> STATED PROBLEM
For this exercise, copy out each line of the material below that includes "сельское".

Records:

-*-

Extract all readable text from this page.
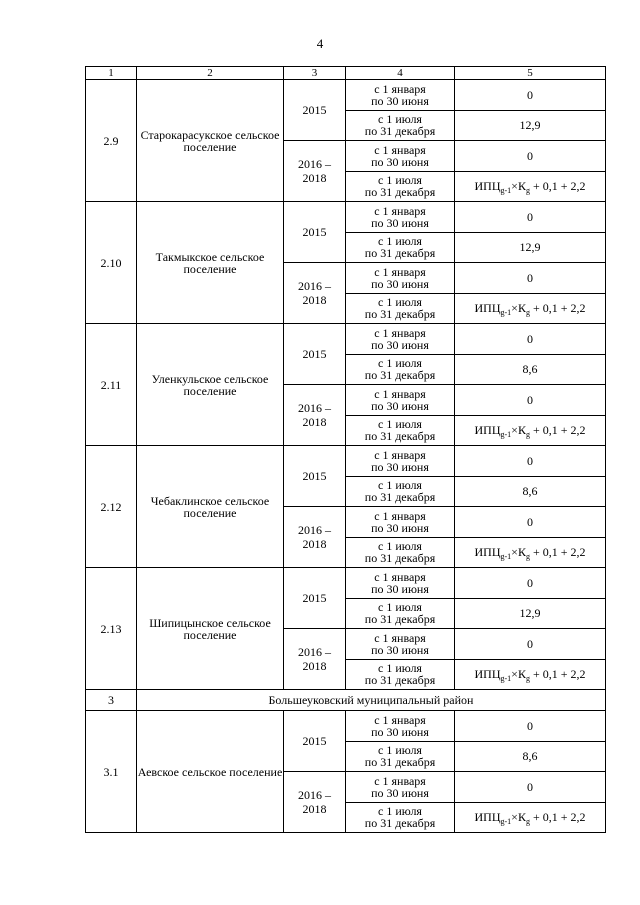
4
1	2	3	4	5
2.9	Старокарасукское сельское поселение	2015	с 1 января
по 30 июня	0

			с 1 июля
по 31 декабря	12,9

		2016 –
2018	с 1 января
по 30 июня	0

			с 1 июля
по 31 декабря	$ИПЦ_{g-1}\times К_g + 0,1 + 2,2$
2.10	Такмыкское сельское поселение	2015	с 1 января
по 30 июня	0

			с 1 июля
по 31 декабря	12,9

		2016 –
2018	с 1 января
по 30 июня	0

			с 1 июля
по 31 декабря	$ИПЦ_{g-1}\times К_g + 0,1 + 2,2$
2.11	Уленкульское сельское поселение	2015	с 1 января
по 30 июня	0

			с 1 июля
по 31 декабря	8,6

		2016 –
2018	с 1 января
по 30 июня	0

			с 1 июля
по 31 декабря	$ИПЦ_{g-1}\times К_g + 0,1 + 2,2$
2.12	Чебаклинское сельское поселение	2015	с 1 января
по 30 июня	0

			с 1 июля
по 31 декабря	8,6

		2016 –
2018	с 1 января
по 30 июня	0

			с 1 июля
по 31 декабря	$ИПЦ_{g-1}\times К_g + 0,1 + 2,2$
2.13	Шипицынское сельское поселение	2015	с 1 января
по 30 июня	0

			с 1 июля
по 31 декабря	12,9

		2016 –
2018	с 1 января
по 30 июня	0

			с 1 июля
по 31 декабря	$ИПЦ_{g-1}\times К_g + 0,1 + 2,2$
3	Большеуковский муниципальный район			
3.1	Аевское сельское поселение	2015	с 1 января
по 30 июня	0

			с 1 июля
по 31 декабря	8,6

		2016 –
2018	с 1 января
по 30 июня	0

			с 1 июля
по 31 декабря	$ИПЦ_{g-1}\times К_g + 0,1 + 2,2$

-*-

> THE ANSWER
2.9	Старокарасукское сельское поселение	2015	с 1 января
2.10	Такмыкское сельское поселение	2015	с 1 января
2.11	Уленкульское сельское поселение	2015	с 1 января
2.12	Чебаклинское сельское поселение	2015	с 1 января
2.13	Шипицынское сельское поселение	2015	с 1 января
3.1	Аевское сельское поселение	2015	с 1 января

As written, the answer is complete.